§ **Figure collection entries**:
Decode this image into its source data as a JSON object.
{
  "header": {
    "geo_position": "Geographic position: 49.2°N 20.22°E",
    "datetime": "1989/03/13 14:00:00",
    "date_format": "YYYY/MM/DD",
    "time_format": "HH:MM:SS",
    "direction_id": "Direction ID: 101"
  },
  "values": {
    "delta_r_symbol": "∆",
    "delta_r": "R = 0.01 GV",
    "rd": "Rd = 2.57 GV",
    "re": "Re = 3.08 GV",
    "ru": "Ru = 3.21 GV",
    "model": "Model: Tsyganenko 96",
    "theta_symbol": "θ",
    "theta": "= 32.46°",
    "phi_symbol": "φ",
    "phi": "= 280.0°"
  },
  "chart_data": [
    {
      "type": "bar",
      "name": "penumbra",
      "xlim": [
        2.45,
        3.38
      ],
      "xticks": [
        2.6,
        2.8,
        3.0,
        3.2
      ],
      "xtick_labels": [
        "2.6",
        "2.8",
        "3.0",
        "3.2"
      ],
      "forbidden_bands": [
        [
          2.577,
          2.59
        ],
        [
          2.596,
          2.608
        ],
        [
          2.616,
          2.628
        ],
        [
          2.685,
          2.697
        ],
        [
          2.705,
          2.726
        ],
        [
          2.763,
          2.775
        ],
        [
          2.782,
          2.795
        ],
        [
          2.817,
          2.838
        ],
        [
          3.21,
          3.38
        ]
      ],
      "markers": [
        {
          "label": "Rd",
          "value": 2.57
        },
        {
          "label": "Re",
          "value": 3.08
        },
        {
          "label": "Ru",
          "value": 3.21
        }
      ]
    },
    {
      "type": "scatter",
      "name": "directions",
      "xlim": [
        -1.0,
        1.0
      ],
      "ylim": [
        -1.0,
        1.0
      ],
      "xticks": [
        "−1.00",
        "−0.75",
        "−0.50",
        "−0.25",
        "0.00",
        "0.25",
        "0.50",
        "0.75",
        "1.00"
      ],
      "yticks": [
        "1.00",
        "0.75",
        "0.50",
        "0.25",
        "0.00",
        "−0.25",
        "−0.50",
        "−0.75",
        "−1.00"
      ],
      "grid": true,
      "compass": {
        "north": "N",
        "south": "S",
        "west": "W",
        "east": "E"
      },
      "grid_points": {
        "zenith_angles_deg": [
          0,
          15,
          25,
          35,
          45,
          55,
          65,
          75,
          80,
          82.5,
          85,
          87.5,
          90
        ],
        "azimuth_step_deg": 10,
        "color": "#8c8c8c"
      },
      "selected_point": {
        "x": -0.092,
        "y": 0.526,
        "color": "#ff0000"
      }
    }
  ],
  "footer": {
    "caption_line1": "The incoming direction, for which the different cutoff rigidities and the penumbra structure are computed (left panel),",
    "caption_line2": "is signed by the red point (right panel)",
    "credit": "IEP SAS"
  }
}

§ **Aim of the exercise**: Transcribe every line of the data, exactly as it stands.

§ **Final result**:
Decode this image into its source data as a JSON object.
{
  "header": {
    "geo_position": "Geographic position: 49.2°N 20.22°E",
    "datetime": "1989/03/13 14:00:00",
    "date_format": "YYYY/MM/DD",
    "time_format": "HH:MM:SS",
    "direction_id": "Direction ID: 101"
  },
  "values": {
    "delta_r_symbol": "∆",
    "delta_r": "R = 0.01 GV",
    "rd": "Rd = 2.57 GV",
    "re": "Re = 3.08 GV",
    "ru": "Ru = 3.21 GV",
    "model": "Model: Tsyganenko 96",
    "theta_symbol": "θ",
    "theta": "= 32.46°",
    "phi_symbol": "φ",
    "phi": "= 280.0°"
  },
  "chart_data": [
    {
      "type": "bar",
      "name": "penumbra",
      "xlim": [
        2.45,
        3.38
      ],
      "xticks": [
        2.6,
        2.8,
        3.0,
        3.2
      ],
      "xtick_labels": [
        "2.6",
        "2.8",
        "3.0",
        "3.2"
      ],
      "forbidden_bands": [
        [
          2.577,
          2.59
        ],
        [
          2.596,
          2.608
        ],
        [
          2.616,
          2.628
        ],
        [
          2.685,
          2.697
        ],
        [
          2.705,
          2.726
        ],
        [
          2.763,
          2.775
        ],
        [
          2.782,
          2.795
        ],
        [
          2.817,
          2.838
        ],
        [
          3.21,
          3.38
        ]
      ],
      "markers": [
        {
          "label": "Rd",
          "value": 2.57
        },
        {
          "label": "Re",
          "value": 3.08
        },
        {
          "label": "Ru",
          "value": 3.21
        }
      ]
    },
    {
      "type": "scatter",
      "name": "directions",
      "xlim": [
        -1.0,
        1.0
      ],
      "ylim": [
        -1.0,
        1.0
      ],
      "xticks": [
        "−1.00",
        "−0.75",
        "−0.50",
        "−0.25",
        "0.00",
        "0.25",
        "0.50",
        "0.75",
        "1.00"
      ],
      "yticks": [
        "1.00",
        "0.75",
        "0.50",
        "0.25",
        "0.00",
        "−0.25",
        "−0.50",
        "−0.75",
        "−1.00"
      ],
      "grid": true,
      "compass": {
        "north": "N",
        "south": "S",
        "west": "W",
        "east": "E"
      },
      "grid_points": {
        "zenith_angles_deg": [
          0,
          15,
          25,
          35,
          45,
          55,
          65,
          75,
          80,
          82.5,
          85,
          87.5,
          90
        ],
        "azimuth_step_deg": 10,
        "color": "#8c8c8c"
      },
      "selected_point": {
        "x": -0.092,
        "y": 0.526,
        "color": "#ff0000"
      }
    }
  ],
  "footer": {
    "caption_line1": "The incoming direction, for which the different cutoff rigidities and the penumbra structure are computed (left panel),",
    "caption_line2": "is signed by the red point (right panel)",
    "credit": "IEP SAS"
  }
}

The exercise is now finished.